** start of SUPPLIED ENTRIES **
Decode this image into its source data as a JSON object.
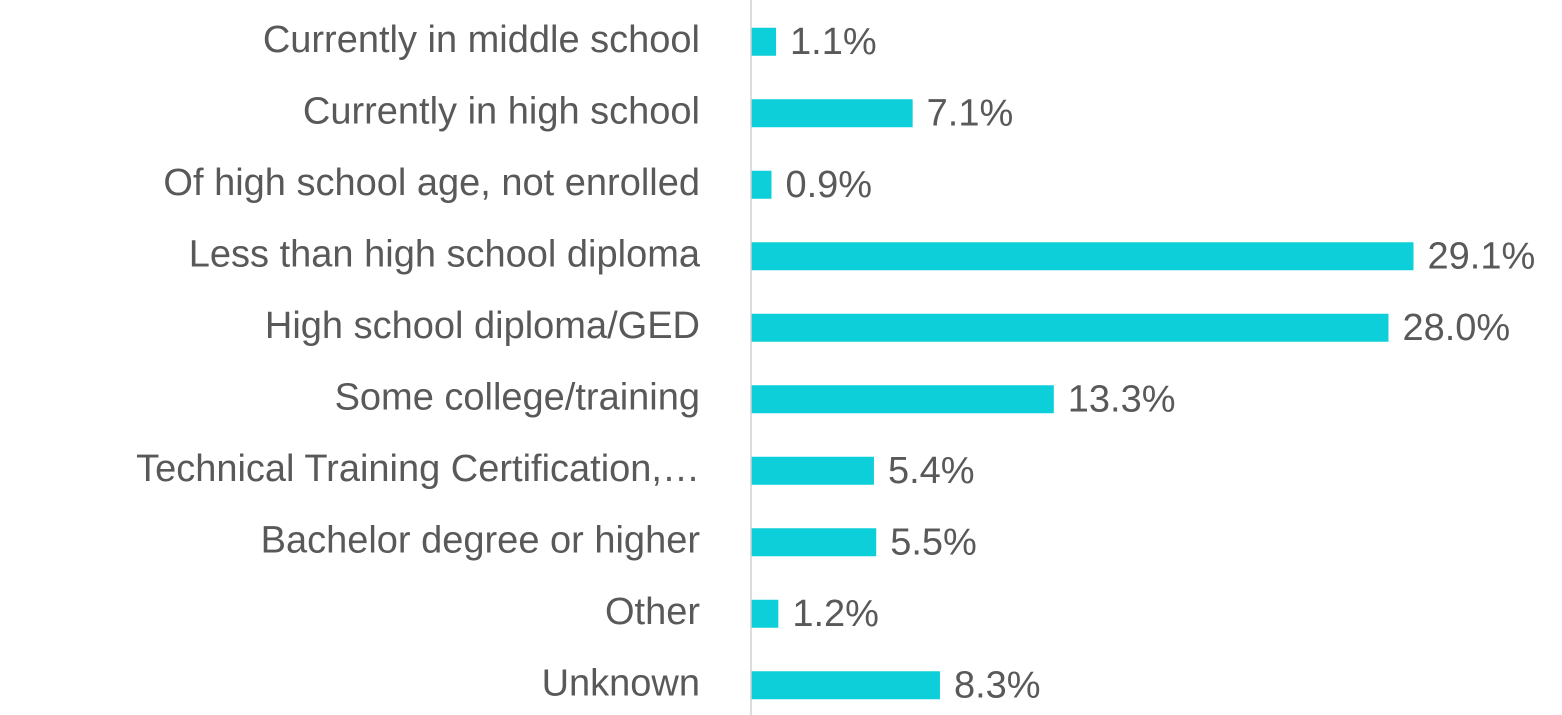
{
  "chart_data": {
    "type": "barh",
    "categories": [
      "Currently in middle school",
      "Currently in high school",
      "Of high school age, not enrolled",
      "Less than high school diploma",
      "High school diploma/GED",
      "Some college/training",
      "Technical Training Certification,…",
      "Bachelor degree or higher",
      "Other",
      "Unknown"
    ],
    "values": [
      1.1,
      7.1,
      0.9,
      29.1,
      28.0,
      13.3,
      5.4,
      5.5,
      1.2,
      8.3
    ],
    "value_labels": [
      "1.1%",
      "7.1%",
      "0.9%",
      "29.1%",
      "28.0%",
      "13.3%",
      "5.4%",
      "5.5%",
      "1.2%",
      "8.3%"
    ],
    "color": "#0ccfd9",
    "xlim": [
      0,
      30
    ]
  }
}
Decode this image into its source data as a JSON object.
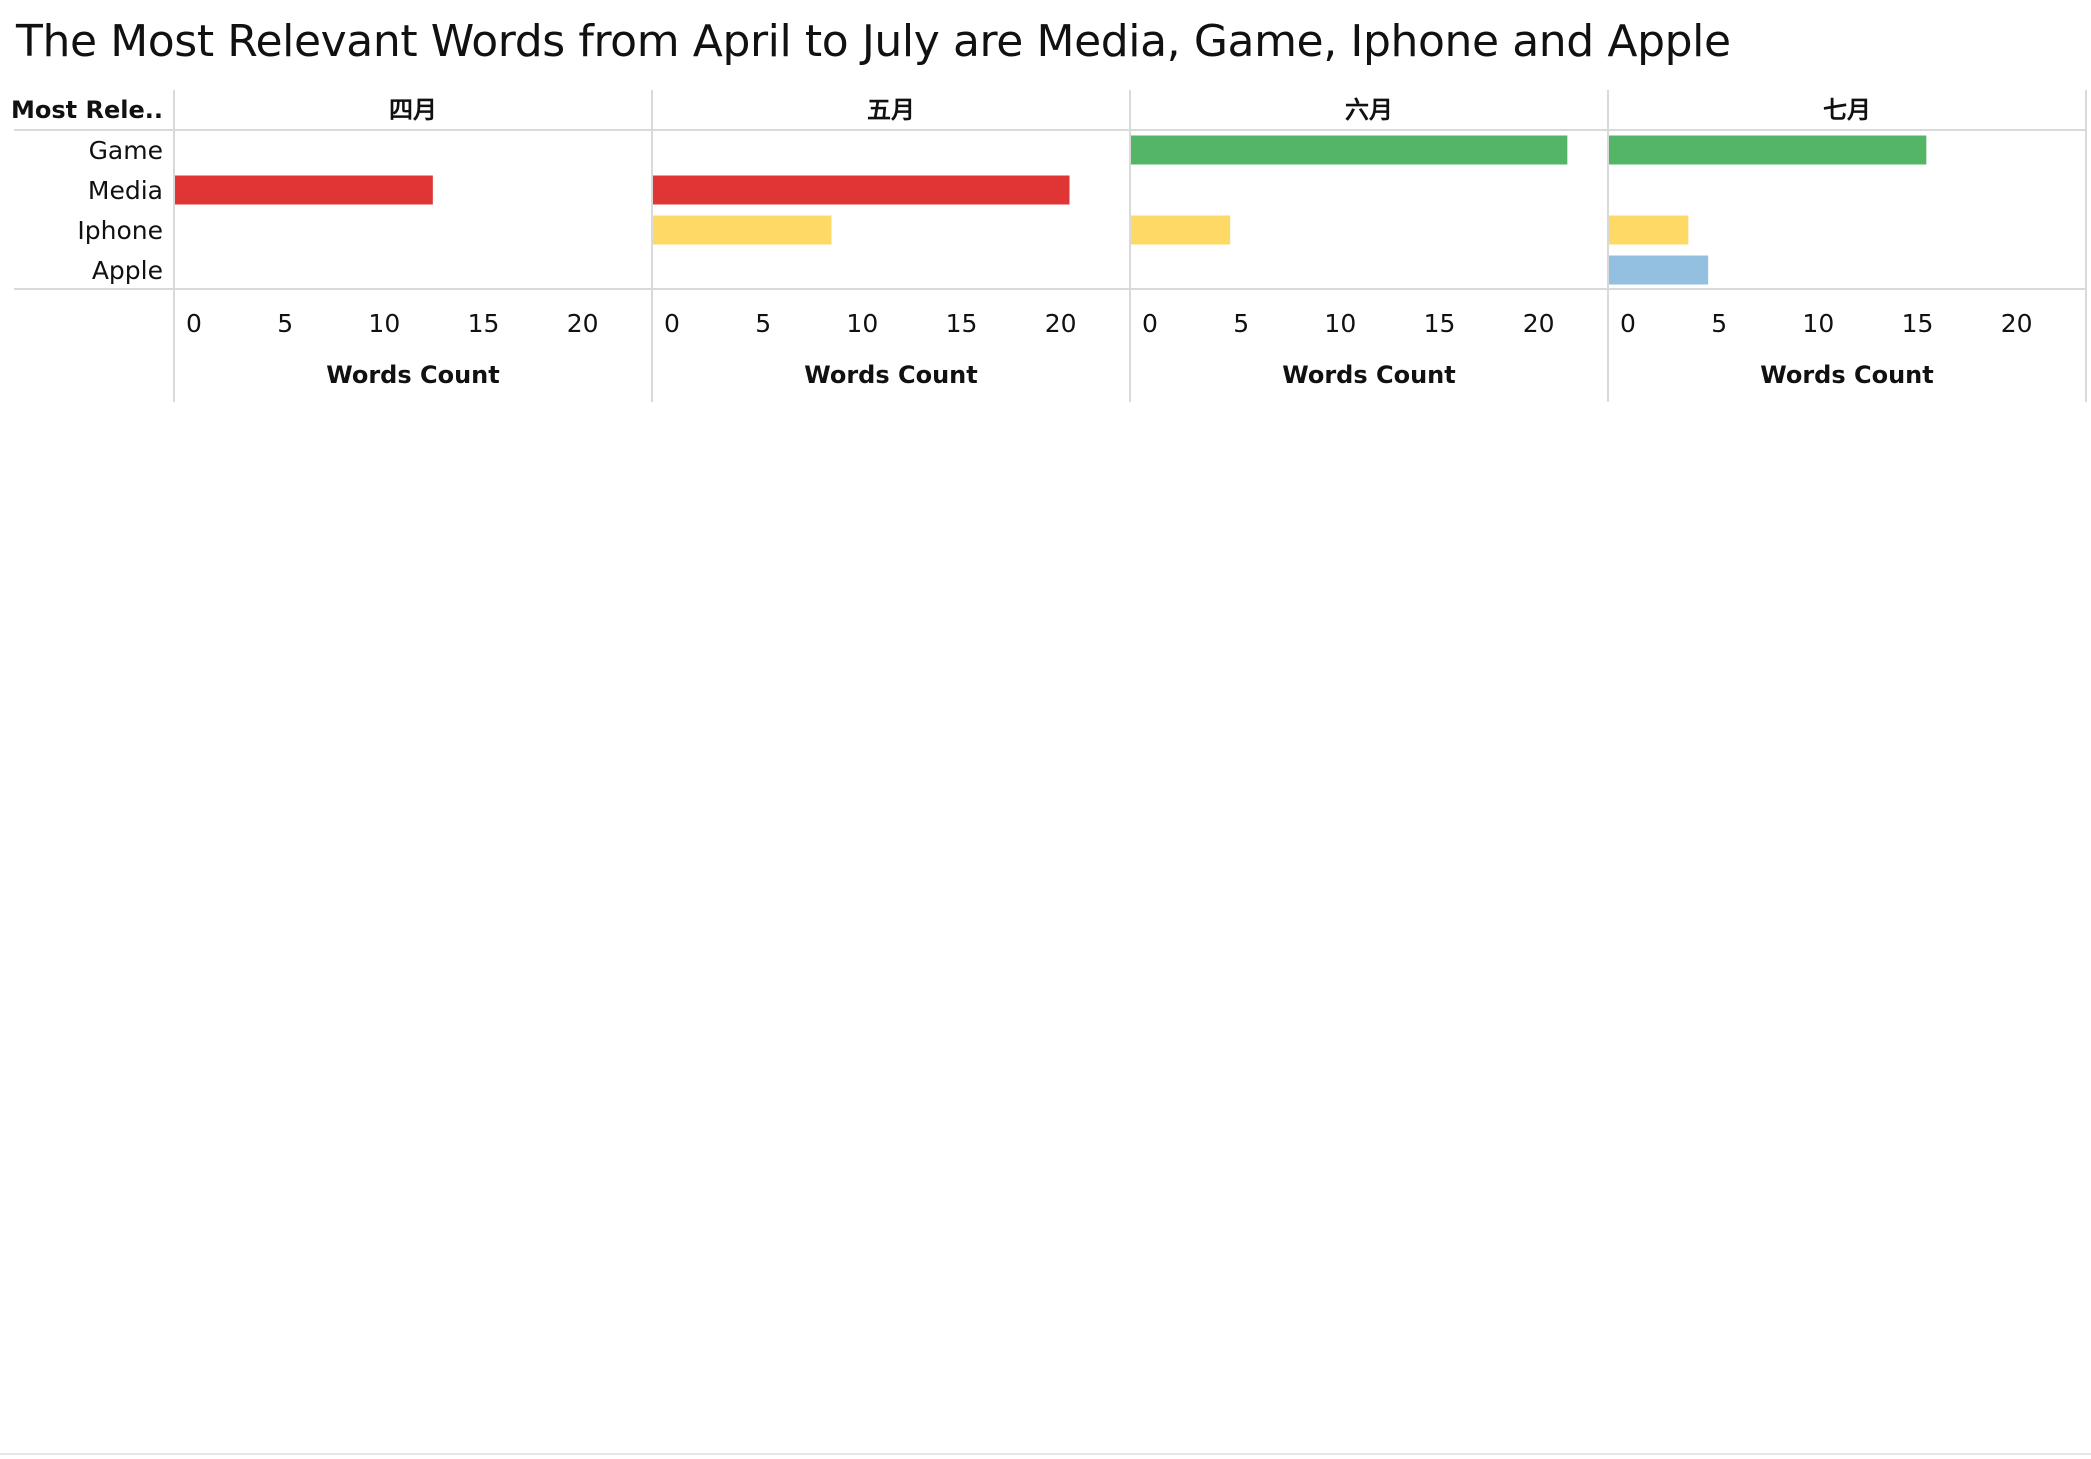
{
  "chart_data": {
    "type": "bar",
    "title": "The Most Relevant Words from April to July are Media, Game, Iphone and Apple",
    "row_header": "Most Rele..",
    "categories": [
      "Game",
      "Media",
      "Iphone",
      "Apple"
    ],
    "panels": [
      {
        "label": "四月",
        "values": [
          null,
          13,
          null,
          null
        ]
      },
      {
        "label": "五月",
        "values": [
          null,
          21,
          9,
          null
        ]
      },
      {
        "label": "六月",
        "values": [
          22,
          null,
          5,
          null
        ]
      },
      {
        "label": "七月",
        "values": [
          16,
          null,
          4,
          5
        ]
      }
    ],
    "category_colors": {
      "Game": "#53b565",
      "Media": "#e03535",
      "Iphone": "#ffd966",
      "Apple": "#93c0e0"
    },
    "xlabel": "Words Count",
    "xlim": [
      0,
      24
    ],
    "xticks": [
      0,
      5,
      10,
      15,
      20
    ],
    "grid": false,
    "legend": "none"
  }
}
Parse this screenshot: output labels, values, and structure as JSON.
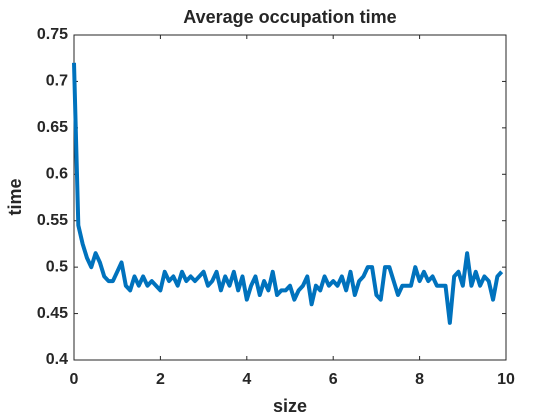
{
  "chart_data": {
    "type": "line",
    "title": "Average occupation time",
    "x_label": "size",
    "y_label": "time",
    "x": [
      0,
      0.1,
      0.2,
      0.3,
      0.4,
      0.5,
      0.6,
      0.7,
      0.8,
      0.9,
      1,
      1.1,
      1.2,
      1.3,
      1.4,
      1.5,
      1.6,
      1.7,
      1.8,
      1.9,
      2,
      2.1,
      2.2,
      2.3,
      2.4,
      2.5,
      2.6,
      2.7,
      2.8,
      2.9,
      3,
      3.1,
      3.2,
      3.3,
      3.4,
      3.5,
      3.6,
      3.7,
      3.8,
      3.9,
      4,
      4.1,
      4.2,
      4.3,
      4.4,
      4.5,
      4.6,
      4.7,
      4.8,
      4.9,
      5,
      5.1,
      5.2,
      5.3,
      5.4,
      5.5,
      5.6,
      5.7,
      5.8,
      5.9,
      6,
      6.1,
      6.2,
      6.3,
      6.4,
      6.5,
      6.6,
      6.7,
      6.8,
      6.9,
      7,
      7.1,
      7.2,
      7.3,
      7.4,
      7.5,
      7.6,
      7.7,
      7.8,
      7.9,
      8,
      8.1,
      8.2,
      8.3,
      8.4,
      8.5,
      8.6,
      8.7,
      8.8,
      8.9,
      9,
      9.1,
      9.2,
      9.3,
      9.4,
      9.5,
      9.6,
      9.7,
      9.8,
      9.9
    ],
    "series": [
      {
        "color": "#0072bd",
        "values": [
          0.72,
          0.545,
          0.525,
          0.51,
          0.5,
          0.515,
          0.505,
          0.49,
          0.485,
          0.485,
          0.495,
          0.505,
          0.48,
          0.475,
          0.49,
          0.48,
          0.49,
          0.48,
          0.485,
          0.48,
          0.475,
          0.495,
          0.485,
          0.49,
          0.48,
          0.495,
          0.485,
          0.49,
          0.485,
          0.49,
          0.495,
          0.48,
          0.485,
          0.495,
          0.475,
          0.49,
          0.48,
          0.495,
          0.475,
          0.49,
          0.465,
          0.48,
          0.49,
          0.47,
          0.485,
          0.475,
          0.495,
          0.47,
          0.475,
          0.475,
          0.48,
          0.465,
          0.475,
          0.48,
          0.49,
          0.46,
          0.48,
          0.475,
          0.49,
          0.48,
          0.485,
          0.48,
          0.49,
          0.475,
          0.495,
          0.47,
          0.485,
          0.49,
          0.5,
          0.5,
          0.47,
          0.465,
          0.5,
          0.5,
          0.485,
          0.47,
          0.48,
          0.48,
          0.48,
          0.5,
          0.485,
          0.495,
          0.485,
          0.49,
          0.48,
          0.48,
          0.48,
          0.44,
          0.49,
          0.495,
          0.48,
          0.515,
          0.48,
          0.495,
          0.48,
          0.49,
          0.485,
          0.465,
          0.49,
          0.495
        ]
      }
    ],
    "xlim": [
      0,
      10
    ],
    "xticks": [
      0,
      2,
      4,
      6,
      8,
      10
    ],
    "ylim": [
      0.4,
      0.75
    ],
    "yticks": [
      0.4,
      0.45,
      0.5,
      0.55,
      0.6,
      0.65,
      0.7,
      0.75
    ]
  }
}
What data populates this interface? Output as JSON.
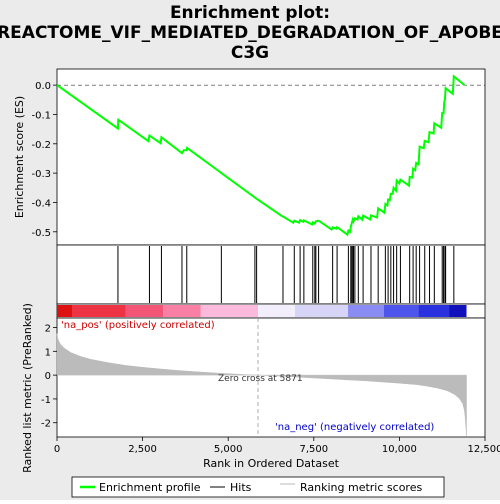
** end of SUPPLIED ENTRIES **
**GIVEN INSTRUCTION:**
Every record above should be transcribed exactly; the pictures stay out of the copy.

**OUTPUT OF THE TASK:**
Decode this image into its source data as a JSON object.
{
  "chart_data": {
    "type": "barh",
    "categories": [
      "Currently in middle school",
      "Currently in high school",
      "Of high school age, not enrolled",
      "Less than high school diploma",
      "High school diploma/GED",
      "Some college/training",
      "Technical Training Certification,…",
      "Bachelor degree or higher",
      "Other",
      "Unknown"
    ],
    "values": [
      1.1,
      7.1,
      0.9,
      29.1,
      28.0,
      13.3,
      5.4,
      5.5,
      1.2,
      8.3
    ],
    "value_labels": [
      "1.1%",
      "7.1%",
      "0.9%",
      "29.1%",
      "28.0%",
      "13.3%",
      "5.4%",
      "5.5%",
      "1.2%",
      "8.3%"
    ],
    "color": "#0ccfd9",
    "xlim": [
      0,
      30
    ]
  }
}
Decode this image into its source data as a JSON object.
{
  "chart_data": {
    "type": "bar",
    "title": "The Most Relevant Words from April to July are Media, Game, Iphone and Apple",
    "row_header": "Most Rele..",
    "categories": [
      "Game",
      "Media",
      "Iphone",
      "Apple"
    ],
    "panels": [
      {
        "label": "四月",
        "values": [
          null,
          13,
          null,
          null
        ]
      },
      {
        "label": "五月",
        "values": [
          null,
          21,
          9,
          null
        ]
      },
      {
        "label": "六月",
        "values": [
          22,
          null,
          5,
          null
        ]
      },
      {
        "label": "七月",
        "values": [
          16,
          null,
          4,
          5
        ]
      }
    ],
    "category_colors": {
      "Game": "#53b565",
      "Media": "#e03535",
      "Iphone": "#ffd966",
      "Apple": "#93c0e0"
    },
    "xlabel": "Words Count",
    "xlim": [
      0,
      24
    ],
    "xticks": [
      0,
      5,
      10,
      15,
      20
    ],
    "grid": false,
    "legend": "none"
  }
}
Parse this screenshot: output labels, values, and structure as JSON.
{
  "chart_data": {
    "type": "line",
    "title": "Average occupation time",
    "x_label": "size",
    "y_label": "time",
    "x": [
      0,
      0.1,
      0.2,
      0.3,
      0.4,
      0.5,
      0.6,
      0.7,
      0.8,
      0.9,
      1,
      1.1,
      1.2,
      1.3,
      1.4,
      1.5,
      1.6,
      1.7,
      1.8,
      1.9,
      2,
      2.1,
      2.2,
      2.3,
      2.4,
      2.5,
      2.6,
      2.7,
      2.8,
      2.9,
      3,
      3.1,
      3.2,
      3.3,
      3.4,
      3.5,
      3.6,
      3.7,
      3.8,
      3.9,
      4,
      4.1,
      4.2,
      4.3,
      4.4,
      4.5,
      4.6,
      4.7,
      4.8,
      4.9,
      5,
      5.1,
      5.2,
      5.3,
      5.4,
      5.5,
      5.6,
      5.7,
      5.8,
      5.9,
      6,
      6.1,
      6.2,
      6.3,
      6.4,
      6.5,
      6.6,
      6.7,
      6.8,
      6.9,
      7,
      7.1,
      7.2,
      7.3,
      7.4,
      7.5,
      7.6,
      7.7,
      7.8,
      7.9,
      8,
      8.1,
      8.2,
      8.3,
      8.4,
      8.5,
      8.6,
      8.7,
      8.8,
      8.9,
      9,
      9.1,
      9.2,
      9.3,
      9.4,
      9.5,
      9.6,
      9.7,
      9.8,
      9.9
    ],
    "series": [
      {
        "color": "#0072bd",
        "values": [
          0.72,
          0.545,
          0.525,
          0.51,
          0.5,
          0.515,
          0.505,
          0.49,
          0.485,
          0.485,
          0.495,
          0.505,
          0.48,
          0.475,
          0.49,
          0.48,
          0.49,
          0.48,
          0.485,
          0.48,
          0.475,
          0.495,
          0.485,
          0.49,
          0.48,
          0.495,
          0.485,
          0.49,
          0.485,
          0.49,
          0.495,
          0.48,
          0.485,
          0.495,
          0.475,
          0.49,
          0.48,
          0.495,
          0.475,
          0.49,
          0.465,
          0.48,
          0.49,
          0.47,
          0.485,
          0.475,
          0.495,
          0.47,
          0.475,
          0.475,
          0.48,
          0.465,
          0.475,
          0.48,
          0.49,
          0.46,
          0.48,
          0.475,
          0.49,
          0.48,
          0.485,
          0.48,
          0.49,
          0.475,
          0.495,
          0.47,
          0.485,
          0.49,
          0.5,
          0.5,
          0.47,
          0.465,
          0.5,
          0.5,
          0.485,
          0.47,
          0.48,
          0.48,
          0.48,
          0.5,
          0.485,
          0.495,
          0.485,
          0.49,
          0.48,
          0.48,
          0.48,
          0.44,
          0.49,
          0.495,
          0.48,
          0.515,
          0.48,
          0.495,
          0.48,
          0.49,
          0.485,
          0.465,
          0.49,
          0.495
        ]
      }
    ],
    "xlim": [
      0,
      10
    ],
    "xticks": [
      0,
      2,
      4,
      6,
      8,
      10
    ],
    "ylim": [
      0.4,
      0.75
    ],
    "yticks": [
      0.4,
      0.45,
      0.5,
      0.55,
      0.6,
      0.65,
      0.7,
      0.75
    ]
  }
}
What data populates this interface? Output as JSON.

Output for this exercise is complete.